Selon Pékin, l'initiative "Belt and Road" dévoilée en 2013 est une plateforme de coopération internationale en matière d'infrastructures, de commerce, d'investissement et de financement reliant la Chine à d'autres régions d'Asie, au Moyen-Orient, à l'Europe et à l'Afrique.

Le ministère des Affaires étrangères et la banque centrale de Chine n'ont pas répondu aux demandes de commentaires.

La Zambie et le Sri Lanka sont des exemples de la rapidité avec laquelle les négociations sur la dette évoluent. Tous deux doivent également se restructurer avec les détenteurs d'obligations étrangers et élaborer des programmes du FMI.

"L'engagement de la Chine dans les négociations sur la dette n'est pas entre les mains du FMI ni des gouvernements", a déclaré Polina Kurdyavko, responsable des marchés émergents chez BlueBay Asset Management à Londres.

"Amener la Chine à la table des négociations en temps voulu pourrait être le plus grand défi des prochaines restructurations de la dette."

__Données fournies__.
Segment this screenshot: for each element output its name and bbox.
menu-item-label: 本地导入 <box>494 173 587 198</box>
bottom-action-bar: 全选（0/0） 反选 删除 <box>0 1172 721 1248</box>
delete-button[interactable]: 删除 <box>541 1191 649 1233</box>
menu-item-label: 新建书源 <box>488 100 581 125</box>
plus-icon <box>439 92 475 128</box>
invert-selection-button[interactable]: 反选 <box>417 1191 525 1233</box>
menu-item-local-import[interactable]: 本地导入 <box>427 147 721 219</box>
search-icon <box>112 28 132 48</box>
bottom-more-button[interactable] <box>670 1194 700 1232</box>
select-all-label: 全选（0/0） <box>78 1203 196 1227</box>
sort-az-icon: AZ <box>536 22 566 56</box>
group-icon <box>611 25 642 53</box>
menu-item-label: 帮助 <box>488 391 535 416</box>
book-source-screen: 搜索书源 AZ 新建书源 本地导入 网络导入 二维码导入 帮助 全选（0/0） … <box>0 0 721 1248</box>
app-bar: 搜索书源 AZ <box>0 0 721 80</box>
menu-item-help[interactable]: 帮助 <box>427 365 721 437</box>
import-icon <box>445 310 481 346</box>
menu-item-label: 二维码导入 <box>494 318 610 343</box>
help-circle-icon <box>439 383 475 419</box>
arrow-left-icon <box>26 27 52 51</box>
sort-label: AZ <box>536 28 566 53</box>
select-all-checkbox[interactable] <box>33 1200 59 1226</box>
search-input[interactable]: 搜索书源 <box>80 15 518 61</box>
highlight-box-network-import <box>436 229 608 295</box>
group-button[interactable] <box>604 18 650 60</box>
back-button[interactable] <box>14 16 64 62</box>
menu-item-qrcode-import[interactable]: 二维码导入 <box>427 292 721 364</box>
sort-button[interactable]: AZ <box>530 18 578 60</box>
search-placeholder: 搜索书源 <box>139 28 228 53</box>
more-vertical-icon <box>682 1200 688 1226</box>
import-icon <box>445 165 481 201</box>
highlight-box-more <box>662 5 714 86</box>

__Exercice__. Pouvez-vous recopier intégralement l'extrait sur la Chine et les négociations sur la dette ?

__Réponse__.
Selon Pékin, l'initiative "Belt and Road" dévoilée en 2013 est une plateforme de coopération internationale en matière d'infrastructures, de commerce, d'investissement et de financement reliant la Chine à d'autres régions d'Asie, au Moyen-Orient, à l'Europe et à l'Afrique.

Le ministère des Affaires étrangères et la banque centrale de Chine n'ont pas répondu aux demandes de commentaires.

La Zambie et le Sri Lanka sont des exemples de la rapidité avec laquelle les négociations sur la dette évoluent. Tous deux doivent également se restructurer avec les détenteurs d'obligations étrangers et élaborer des programmes du FMI.

"L'engagement de la Chine dans les négociations sur la dette n'est pas entre les mains du FMI ni des gouvernements", a déclaré Polina Kurdyavko, responsable des marchés émergents chez BlueBay Asset Management à Londres.

"Amener la Chine à la table des négociations en temps voulu pourrait être le plus grand défi des prochaines restructurations de la dette."